▶
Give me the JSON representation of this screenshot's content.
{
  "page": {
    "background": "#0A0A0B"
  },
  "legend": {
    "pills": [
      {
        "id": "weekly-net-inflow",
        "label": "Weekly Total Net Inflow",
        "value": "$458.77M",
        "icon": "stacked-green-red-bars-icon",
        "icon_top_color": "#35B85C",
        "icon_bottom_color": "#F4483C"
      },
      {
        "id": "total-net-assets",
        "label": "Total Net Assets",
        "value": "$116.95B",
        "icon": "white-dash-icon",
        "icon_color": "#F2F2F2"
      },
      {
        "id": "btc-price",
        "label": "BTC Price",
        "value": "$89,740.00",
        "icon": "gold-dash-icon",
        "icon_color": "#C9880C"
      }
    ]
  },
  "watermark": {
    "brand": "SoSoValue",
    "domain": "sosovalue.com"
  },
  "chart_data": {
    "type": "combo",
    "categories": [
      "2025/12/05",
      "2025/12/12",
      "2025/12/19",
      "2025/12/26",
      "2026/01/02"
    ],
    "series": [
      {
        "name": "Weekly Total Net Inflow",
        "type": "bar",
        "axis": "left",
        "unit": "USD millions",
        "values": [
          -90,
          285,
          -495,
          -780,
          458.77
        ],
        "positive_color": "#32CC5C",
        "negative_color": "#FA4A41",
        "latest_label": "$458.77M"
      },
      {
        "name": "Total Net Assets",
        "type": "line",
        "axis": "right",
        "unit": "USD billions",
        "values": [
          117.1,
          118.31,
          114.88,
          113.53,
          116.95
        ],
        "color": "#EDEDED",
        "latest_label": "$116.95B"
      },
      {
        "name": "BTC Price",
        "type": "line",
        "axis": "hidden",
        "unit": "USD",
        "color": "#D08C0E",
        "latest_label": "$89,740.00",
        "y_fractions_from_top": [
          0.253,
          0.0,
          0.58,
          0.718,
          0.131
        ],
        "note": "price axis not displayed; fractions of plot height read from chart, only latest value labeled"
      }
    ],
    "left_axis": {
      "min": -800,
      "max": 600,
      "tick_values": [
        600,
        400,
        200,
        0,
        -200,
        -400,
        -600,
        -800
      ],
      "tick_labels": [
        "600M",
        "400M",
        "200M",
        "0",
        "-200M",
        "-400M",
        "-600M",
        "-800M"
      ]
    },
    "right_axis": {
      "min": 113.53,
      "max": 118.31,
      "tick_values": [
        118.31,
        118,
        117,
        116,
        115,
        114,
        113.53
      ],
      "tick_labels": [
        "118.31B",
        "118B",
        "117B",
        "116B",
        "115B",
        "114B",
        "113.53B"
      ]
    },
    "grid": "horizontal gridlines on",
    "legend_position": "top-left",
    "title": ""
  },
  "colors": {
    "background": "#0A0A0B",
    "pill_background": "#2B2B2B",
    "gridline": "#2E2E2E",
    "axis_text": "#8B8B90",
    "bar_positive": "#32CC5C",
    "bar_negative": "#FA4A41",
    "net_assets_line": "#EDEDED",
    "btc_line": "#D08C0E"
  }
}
◀
◆ WHAT THIS TASK INVOLVES: Above are some records; repeat all of them exactly.

◆ RESULT:
Give me the JSON representation of this screenshot's content.
{
  "page": {
    "background": "#0A0A0B"
  },
  "legend": {
    "pills": [
      {
        "id": "weekly-net-inflow",
        "label": "Weekly Total Net Inflow",
        "value": "$458.77M",
        "icon": "stacked-green-red-bars-icon",
        "icon_top_color": "#35B85C",
        "icon_bottom_color": "#F4483C"
      },
      {
        "id": "total-net-assets",
        "label": "Total Net Assets",
        "value": "$116.95B",
        "icon": "white-dash-icon",
        "icon_color": "#F2F2F2"
      },
      {
        "id": "btc-price",
        "label": "BTC Price",
        "value": "$89,740.00",
        "icon": "gold-dash-icon",
        "icon_color": "#C9880C"
      }
    ]
  },
  "watermark": {
    "brand": "SoSoValue",
    "domain": "sosovalue.com"
  },
  "chart_data": {
    "type": "combo",
    "categories": [
      "2025/12/05",
      "2025/12/12",
      "2025/12/19",
      "2025/12/26",
      "2026/01/02"
    ],
    "series": [
      {
        "name": "Weekly Total Net Inflow",
        "type": "bar",
        "axis": "left",
        "unit": "USD millions",
        "values": [
          -90,
          285,
          -495,
          -780,
          458.77
        ],
        "positive_color": "#32CC5C",
        "negative_color": "#FA4A41",
        "latest_label": "$458.77M"
      },
      {
        "name": "Total Net Assets",
        "type": "line",
        "axis": "right",
        "unit": "USD billions",
        "values": [
          117.1,
          118.31,
          114.88,
          113.53,
          116.95
        ],
        "color": "#EDEDED",
        "latest_label": "$116.95B"
      },
      {
        "name": "BTC Price",
        "type": "line",
        "axis": "hidden",
        "unit": "USD",
        "color": "#D08C0E",
        "latest_label": "$89,740.00",
        "y_fractions_from_top": [
          0.253,
          0.0,
          0.58,
          0.718,
          0.131
        ],
        "note": "price axis not displayed; fractions of plot height read from chart, only latest value labeled"
      }
    ],
    "left_axis": {
      "min": -800,
      "max": 600,
      "tick_values": [
        600,
        400,
        200,
        0,
        -200,
        -400,
        -600,
        -800
      ],
      "tick_labels": [
        "600M",
        "400M",
        "200M",
        "0",
        "-200M",
        "-400M",
        "-600M",
        "-800M"
      ]
    },
    "right_axis": {
      "min": 113.53,
      "max": 118.31,
      "tick_values": [
        118.31,
        118,
        117,
        116,
        115,
        114,
        113.53
      ],
      "tick_labels": [
        "118.31B",
        "118B",
        "117B",
        "116B",
        "115B",
        "114B",
        "113.53B"
      ]
    },
    "grid": "horizontal gridlines on",
    "legend_position": "top-left",
    "title": ""
  },
  "colors": {
    "background": "#0A0A0B",
    "pill_background": "#2B2B2B",
    "gridline": "#2E2E2E",
    "axis_text": "#8B8B90",
    "bar_positive": "#32CC5C",
    "bar_negative": "#FA4A41",
    "net_assets_line": "#EDEDED",
    "btc_line": "#D08C0E"
  }
}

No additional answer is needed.